Provided records:
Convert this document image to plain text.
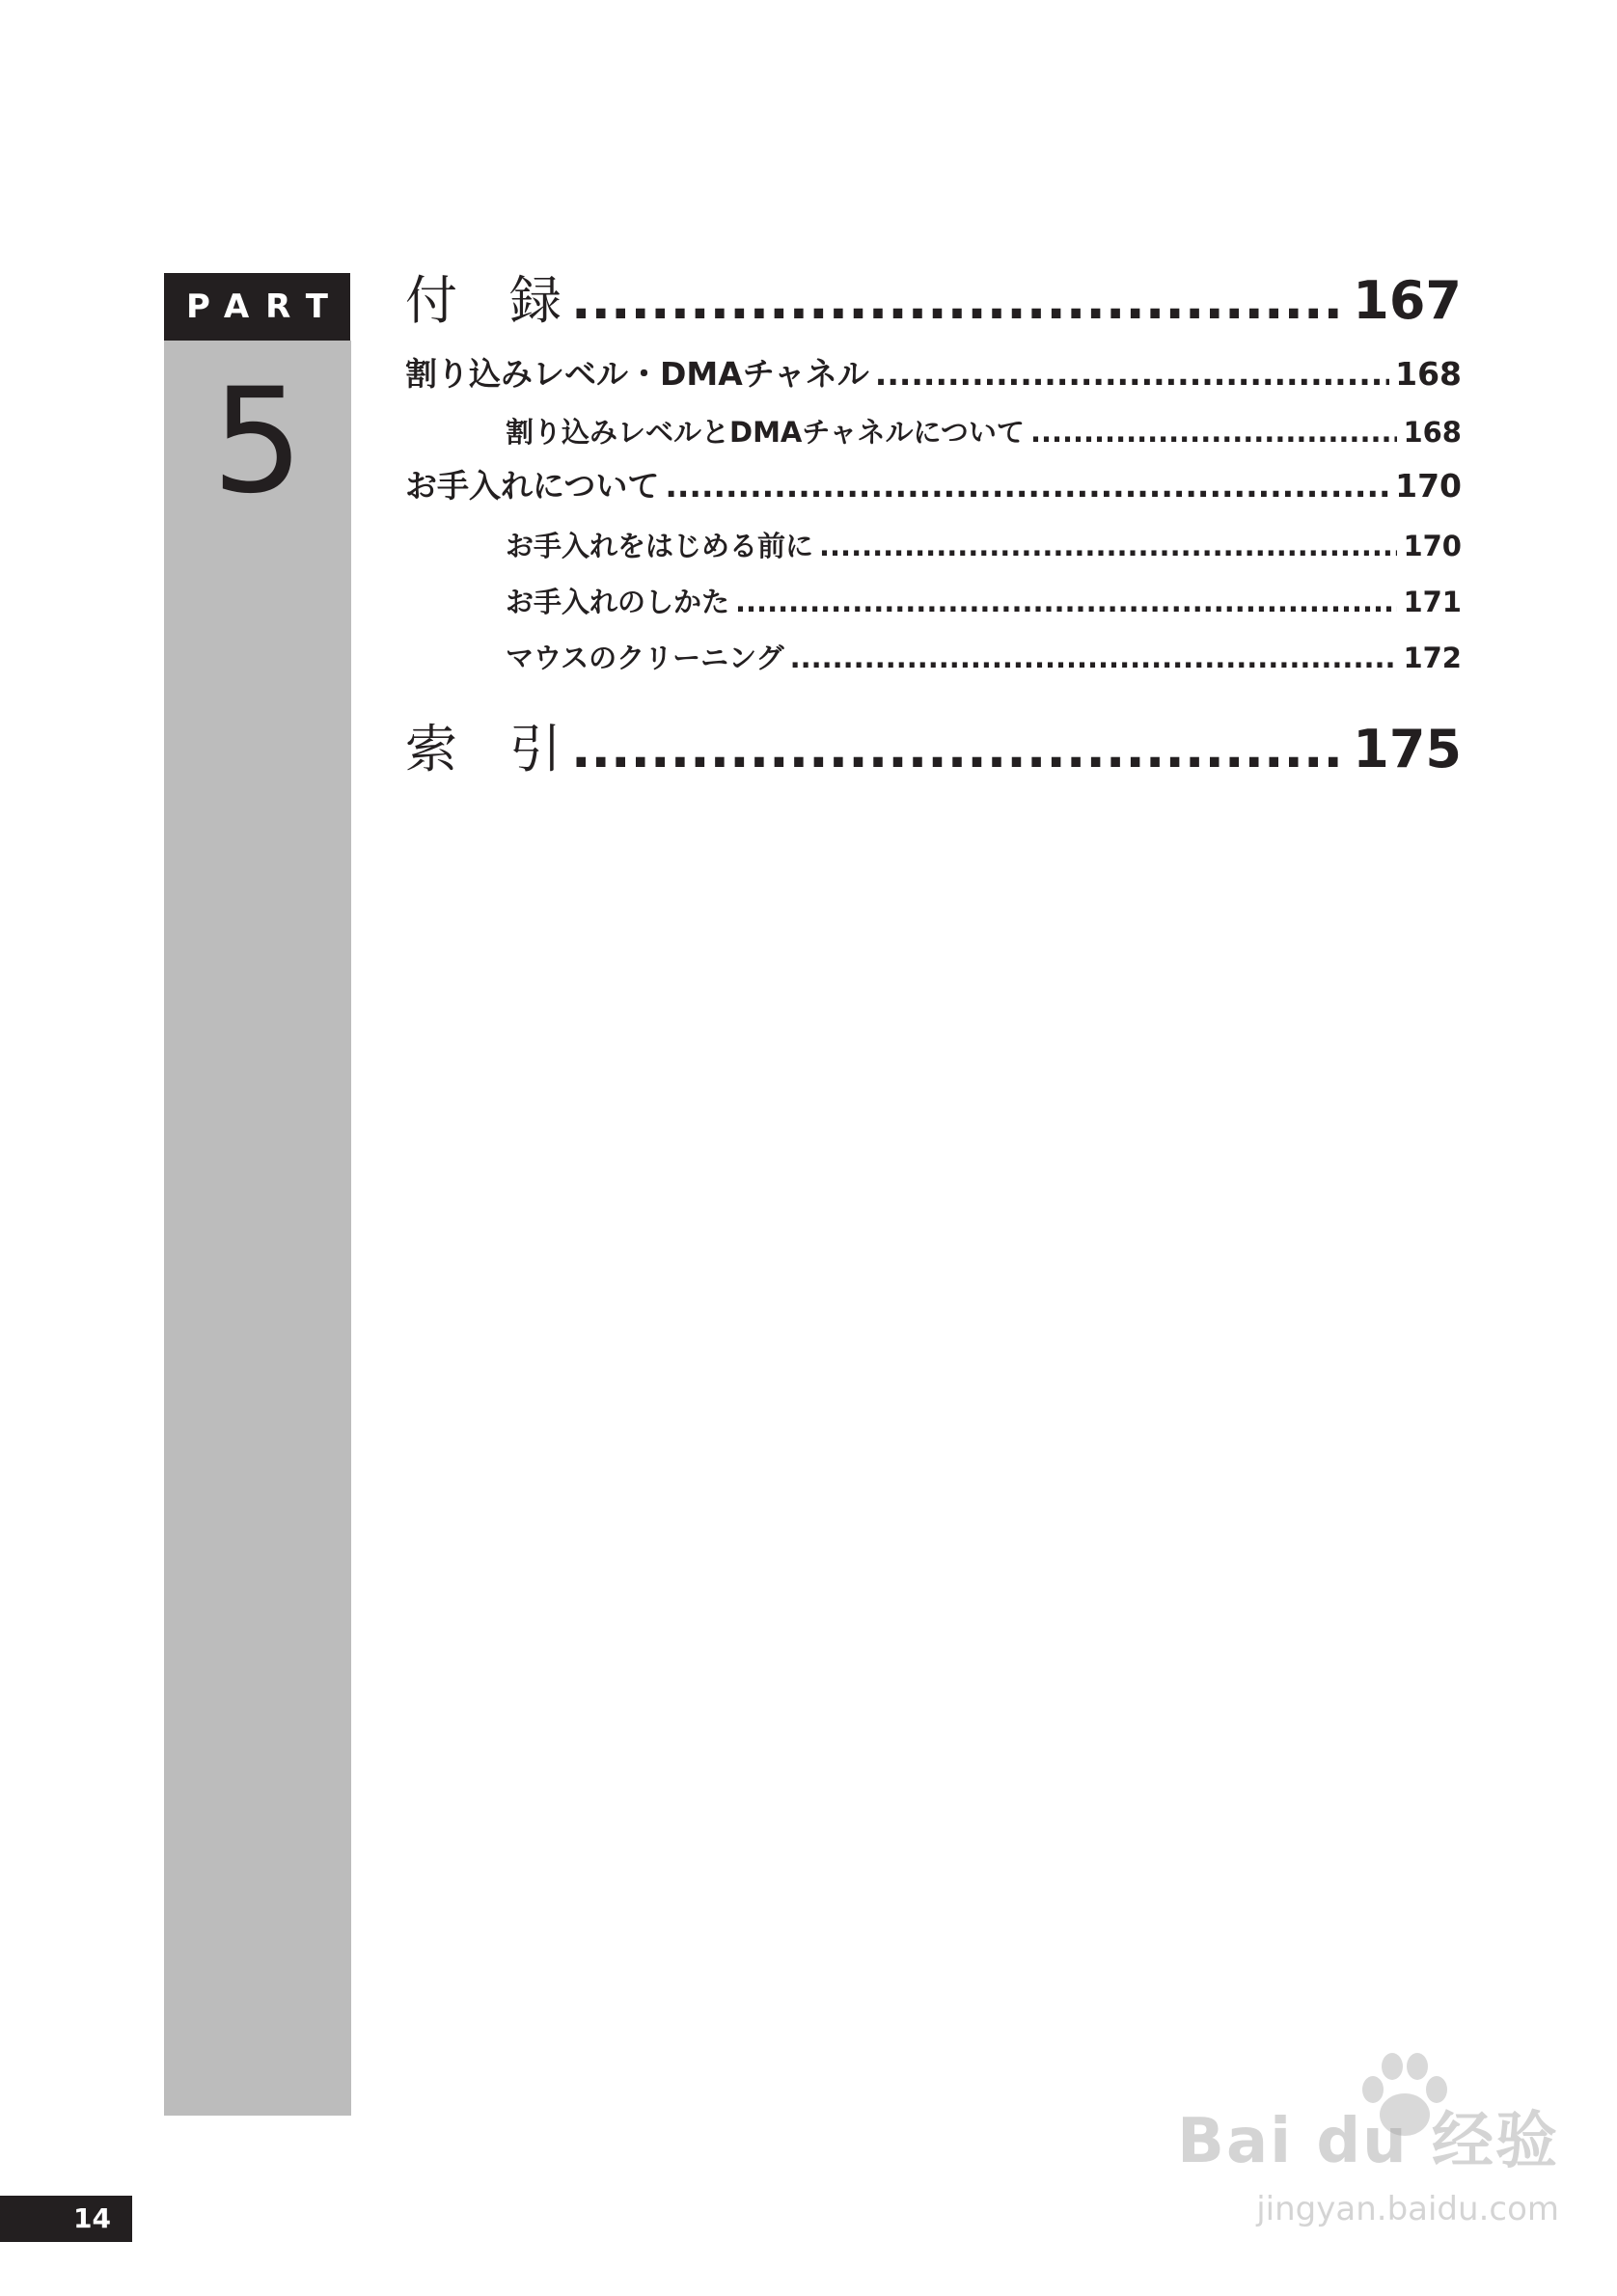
PART
5
付　録 .....	167
割り込みレベル・DMAチャネル .....	168
割り込みレベルとDMAチャネルについて .....	168
お手入れについて .....	170
お手入れをはじめる前に .....	170
お手入れのしかた .....	171
マウスのクリーニング .....	172
索　引 .....	175
14
Bai du 经验
jingyan.baidu.com
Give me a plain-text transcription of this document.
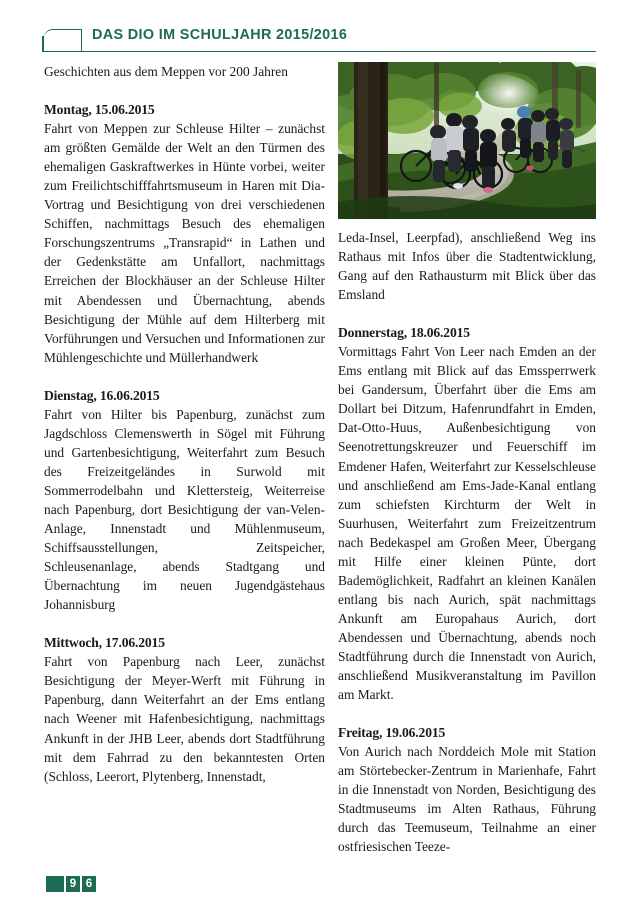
DAS DIO IM SCHULJAHR 2015/2016

Geschichten aus dem Meppen vor 200 Jahren

Montag, 15.06.2015

Fahrt von Meppen zur Schleuse Hilter – zunächst am größten Gemälde der Welt an den Türmen des ehemaligen Gaskraftwerkes in Hünte vorbei, weiter zum Freilichtschifffahrtsmuseum in Haren mit Dia-Vortrag und Besichtigung von drei verschiedenen Schiffen, nachmittags Besuch des ehemaligen Forschungszentrums „Transrapid“ in Lathen und der Gedenkstätte am Unfallort, nachmittags Erreichen der Blockhäuser an der Schleuse Hilter mit Abendessen und Übernachtung, abends Besichtigung der Mühle auf dem Hilterberg mit Vorführungen und Versuchen und Informationen zur Mühlengeschichte und Müllerhandwerk

Dienstag, 16.06.2015

Fahrt von Hilter bis Papenburg, zunächst zum Jagdschloss Clemenswerth in Sögel mit Führung und Gartenbesichtigung, Weiterfahrt zum Besuch des Freizeitgeländes in Surwold mit Sommerrodelbahn und Klettersteig, Weiterreise nach Papenburg, dort Besichtigung der van-Velen-Anlage, Innenstadt und Mühlenmuseum, Schiffsausstellungen, Zeitspeicher, Schleusenanlage, abends Stadtgang und Übernachtung im neuen Jugendgästehaus Johannisburg

Mittwoch, 17.06.2015

Fahrt von Papenburg nach Leer, zunächst Besichtigung der Meyer-Werft mit Führung in Papenburg, dann Weiterfahrt an der Ems entlang nach Weener mit Hafenbesichtigung, nachmittags Ankunft in der JHB Leer, abends dort Stadtführung mit dem Fahrrad zu den bekanntesten Orten (Schloss, Leerort, Plytenberg, Innenstadt,

Leda-Insel, Leerpfad), anschließend Weg ins Rathaus mit Infos über die Stadtentwicklung, Gang auf den Rathausturm mit Blick über das Emsland

Donnerstag, 18.06.2015

Vormittags Fahrt Von Leer nach Emden an der Ems entlang mit Blick auf das Emssperrwerk bei Gandersum, Überfahrt über die Ems am Dollart bei Ditzum, Hafenrundfahrt in Emden, Dat-Otto-Huus, Außenbesichtigung von Seenotrettungskreuzer und Feuerschiff im Emdener Hafen, Weiterfahrt zur Kesselschleuse und anschließend am Ems-Jade-Kanal entlang zum schiefsten Kirchturm der Welt in Suurhusen, Weiterfahrt zum Freizeitzentrum nach Bedekaspel am Großen Meer, Übergang mit Hilfe einer kleinen Pünte, dort Bademöglichkeit, Radfahrt an kleinen Kanälen entlang bis nach Aurich, spät nachmittags Ankunft am Europahaus Aurich, dort Abendessen und Übernachtung, abends noch Stadtführung durch die Innenstadt von Aurich, anschließend Musikveranstaltung im Pavillon am Markt.

Freitag, 19.06.2015

Von Aurich nach Norddeich Mole mit Station am Störtebecker-Zentrum in Marienhafe, Fahrt in die Innenstadt von Norden, Besichtigung des Stadtmuseums im Alten Rathaus, Führung durch das Teemuseum, Teilnahme an einer ostfriesischen Teeze-

9 6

Problem details: Using the listing above, gather each line that holds the string "text" and copy it.

Answer to this exercise:
Convert this document image to plain text.
Give me a plain-text transcription of this document.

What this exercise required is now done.